Only a number is wanted here: the number of lines of the data that include "ekstrakt".
***** PROVIDED MATERIAL
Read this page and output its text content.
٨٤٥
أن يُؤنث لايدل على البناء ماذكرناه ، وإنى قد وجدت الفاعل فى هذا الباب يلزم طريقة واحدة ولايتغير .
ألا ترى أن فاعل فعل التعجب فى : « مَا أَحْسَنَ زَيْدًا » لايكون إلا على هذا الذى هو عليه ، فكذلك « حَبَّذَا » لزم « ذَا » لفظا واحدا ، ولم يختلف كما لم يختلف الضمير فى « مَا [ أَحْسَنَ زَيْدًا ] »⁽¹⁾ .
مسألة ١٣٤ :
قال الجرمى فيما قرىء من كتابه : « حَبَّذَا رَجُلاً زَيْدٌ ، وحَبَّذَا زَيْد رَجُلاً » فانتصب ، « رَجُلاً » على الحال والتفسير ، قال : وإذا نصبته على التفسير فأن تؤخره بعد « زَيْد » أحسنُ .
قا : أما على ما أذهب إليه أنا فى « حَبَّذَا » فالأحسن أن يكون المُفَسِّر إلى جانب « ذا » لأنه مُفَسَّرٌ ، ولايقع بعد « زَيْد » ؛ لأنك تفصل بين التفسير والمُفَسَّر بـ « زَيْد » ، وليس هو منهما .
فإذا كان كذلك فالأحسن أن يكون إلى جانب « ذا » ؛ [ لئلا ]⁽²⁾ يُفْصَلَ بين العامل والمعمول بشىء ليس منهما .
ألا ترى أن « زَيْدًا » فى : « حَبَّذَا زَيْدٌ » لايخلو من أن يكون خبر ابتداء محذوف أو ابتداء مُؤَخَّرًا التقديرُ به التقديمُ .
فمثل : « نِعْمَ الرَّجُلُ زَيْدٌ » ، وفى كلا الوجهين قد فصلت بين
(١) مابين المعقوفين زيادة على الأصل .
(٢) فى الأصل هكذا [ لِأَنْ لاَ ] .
**********
***** PROVIDED MATERIAL
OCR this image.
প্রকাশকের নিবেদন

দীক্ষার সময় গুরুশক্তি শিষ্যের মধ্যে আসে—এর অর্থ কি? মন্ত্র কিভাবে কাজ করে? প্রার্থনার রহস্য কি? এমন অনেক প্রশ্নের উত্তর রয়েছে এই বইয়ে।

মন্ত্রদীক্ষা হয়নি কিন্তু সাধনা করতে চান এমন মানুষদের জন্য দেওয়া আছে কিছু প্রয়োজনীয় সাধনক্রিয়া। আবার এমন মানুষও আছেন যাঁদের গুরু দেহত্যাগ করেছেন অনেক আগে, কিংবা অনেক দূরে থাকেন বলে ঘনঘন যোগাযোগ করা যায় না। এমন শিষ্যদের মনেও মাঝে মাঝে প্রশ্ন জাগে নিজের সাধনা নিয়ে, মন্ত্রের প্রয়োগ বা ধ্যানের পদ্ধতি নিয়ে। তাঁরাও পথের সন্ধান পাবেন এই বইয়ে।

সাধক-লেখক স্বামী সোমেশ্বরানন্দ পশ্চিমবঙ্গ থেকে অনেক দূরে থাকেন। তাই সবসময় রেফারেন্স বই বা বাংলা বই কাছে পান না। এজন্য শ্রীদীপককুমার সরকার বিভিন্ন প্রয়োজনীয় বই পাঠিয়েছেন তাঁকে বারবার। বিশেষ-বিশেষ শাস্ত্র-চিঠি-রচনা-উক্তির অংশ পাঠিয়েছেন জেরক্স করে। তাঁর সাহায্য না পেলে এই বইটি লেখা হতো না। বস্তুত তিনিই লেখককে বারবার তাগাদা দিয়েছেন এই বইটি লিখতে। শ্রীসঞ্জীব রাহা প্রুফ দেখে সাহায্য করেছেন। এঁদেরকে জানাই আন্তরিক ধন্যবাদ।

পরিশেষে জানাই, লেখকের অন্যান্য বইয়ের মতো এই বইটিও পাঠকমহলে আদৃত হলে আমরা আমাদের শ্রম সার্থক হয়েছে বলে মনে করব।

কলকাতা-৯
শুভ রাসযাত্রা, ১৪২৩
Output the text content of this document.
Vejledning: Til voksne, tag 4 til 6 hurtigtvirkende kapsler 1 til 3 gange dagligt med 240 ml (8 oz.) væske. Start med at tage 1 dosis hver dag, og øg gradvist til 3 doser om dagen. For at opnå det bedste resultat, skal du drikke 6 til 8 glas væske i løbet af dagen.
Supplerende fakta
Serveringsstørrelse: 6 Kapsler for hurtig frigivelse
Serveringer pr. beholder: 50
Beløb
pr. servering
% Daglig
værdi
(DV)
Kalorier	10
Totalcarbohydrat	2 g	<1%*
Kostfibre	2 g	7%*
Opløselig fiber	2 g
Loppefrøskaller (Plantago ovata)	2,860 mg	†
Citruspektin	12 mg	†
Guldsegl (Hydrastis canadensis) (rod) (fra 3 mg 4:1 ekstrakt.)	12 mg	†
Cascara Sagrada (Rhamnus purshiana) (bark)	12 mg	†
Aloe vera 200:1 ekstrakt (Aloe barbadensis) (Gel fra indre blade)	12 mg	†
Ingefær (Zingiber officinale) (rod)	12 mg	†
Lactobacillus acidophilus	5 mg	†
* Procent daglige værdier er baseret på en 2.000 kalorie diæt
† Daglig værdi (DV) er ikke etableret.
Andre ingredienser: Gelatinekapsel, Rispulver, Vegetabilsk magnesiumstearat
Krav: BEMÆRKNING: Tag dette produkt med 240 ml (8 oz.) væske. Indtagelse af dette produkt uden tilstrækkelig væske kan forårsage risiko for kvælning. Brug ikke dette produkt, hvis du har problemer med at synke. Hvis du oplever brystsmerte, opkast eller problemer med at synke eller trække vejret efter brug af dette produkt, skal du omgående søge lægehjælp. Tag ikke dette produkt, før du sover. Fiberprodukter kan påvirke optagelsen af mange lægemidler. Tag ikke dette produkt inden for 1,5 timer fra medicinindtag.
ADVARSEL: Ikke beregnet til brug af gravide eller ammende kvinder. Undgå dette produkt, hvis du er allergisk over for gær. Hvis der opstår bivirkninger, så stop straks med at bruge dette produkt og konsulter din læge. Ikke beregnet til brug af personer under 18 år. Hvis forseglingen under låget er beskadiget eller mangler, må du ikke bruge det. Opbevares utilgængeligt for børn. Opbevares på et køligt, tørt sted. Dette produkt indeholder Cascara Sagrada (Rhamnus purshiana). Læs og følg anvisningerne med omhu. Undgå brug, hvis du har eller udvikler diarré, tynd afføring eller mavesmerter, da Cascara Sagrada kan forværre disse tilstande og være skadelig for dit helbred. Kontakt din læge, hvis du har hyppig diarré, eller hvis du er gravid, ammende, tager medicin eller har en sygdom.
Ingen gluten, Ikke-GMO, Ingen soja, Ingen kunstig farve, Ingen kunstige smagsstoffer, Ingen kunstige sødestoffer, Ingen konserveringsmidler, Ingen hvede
**********
● **COMPLETE RESPONSE**
2